Items from a data source
————

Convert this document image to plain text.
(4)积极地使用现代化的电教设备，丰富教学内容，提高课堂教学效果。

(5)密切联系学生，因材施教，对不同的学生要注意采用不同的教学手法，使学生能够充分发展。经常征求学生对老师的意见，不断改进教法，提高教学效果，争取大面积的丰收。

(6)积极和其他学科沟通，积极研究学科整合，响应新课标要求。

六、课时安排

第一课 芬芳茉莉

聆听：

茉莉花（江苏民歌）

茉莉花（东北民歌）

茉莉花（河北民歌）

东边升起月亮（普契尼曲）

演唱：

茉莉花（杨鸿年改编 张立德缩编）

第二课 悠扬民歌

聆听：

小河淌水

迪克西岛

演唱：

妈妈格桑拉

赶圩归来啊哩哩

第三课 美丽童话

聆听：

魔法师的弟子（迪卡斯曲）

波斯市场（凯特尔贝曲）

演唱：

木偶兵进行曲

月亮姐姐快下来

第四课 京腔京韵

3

————

_DIRECTIVE_:
Retype the records above exactly.

_TASK ANSWER_:
Convert this document image to plain text.
(4)积极地使用现代化的电教设备，丰富教学内容，提高课堂教学效果。

(5)密切联系学生，因材施教，对不同的学生要注意采用不同的教学手法，使学生能够充分发展。经常征求学生对老师的意见，不断改进教法，提高教学效果，争取大面积的丰收。

(6)积极和其他学科沟通，积极研究学科整合，响应新课标要求。

六、课时安排

第一课 芬芳茉莉

聆听：

茉莉花（江苏民歌）

茉莉花（东北民歌）

茉莉花（河北民歌）

东边升起月亮（普契尼曲）

演唱：

茉莉花（杨鸿年改编 张立德缩编）

第二课 悠扬民歌

聆听：

小河淌水

迪克西岛

演唱：

妈妈格桑拉

赶圩归来啊哩哩

第三课 美丽童话

聆听：

魔法师的弟子（迪卡斯曲）

波斯市场（凯特尔贝曲）

演唱：

木偶兵进行曲

月亮姐姐快下来

第四课 京腔京韵

3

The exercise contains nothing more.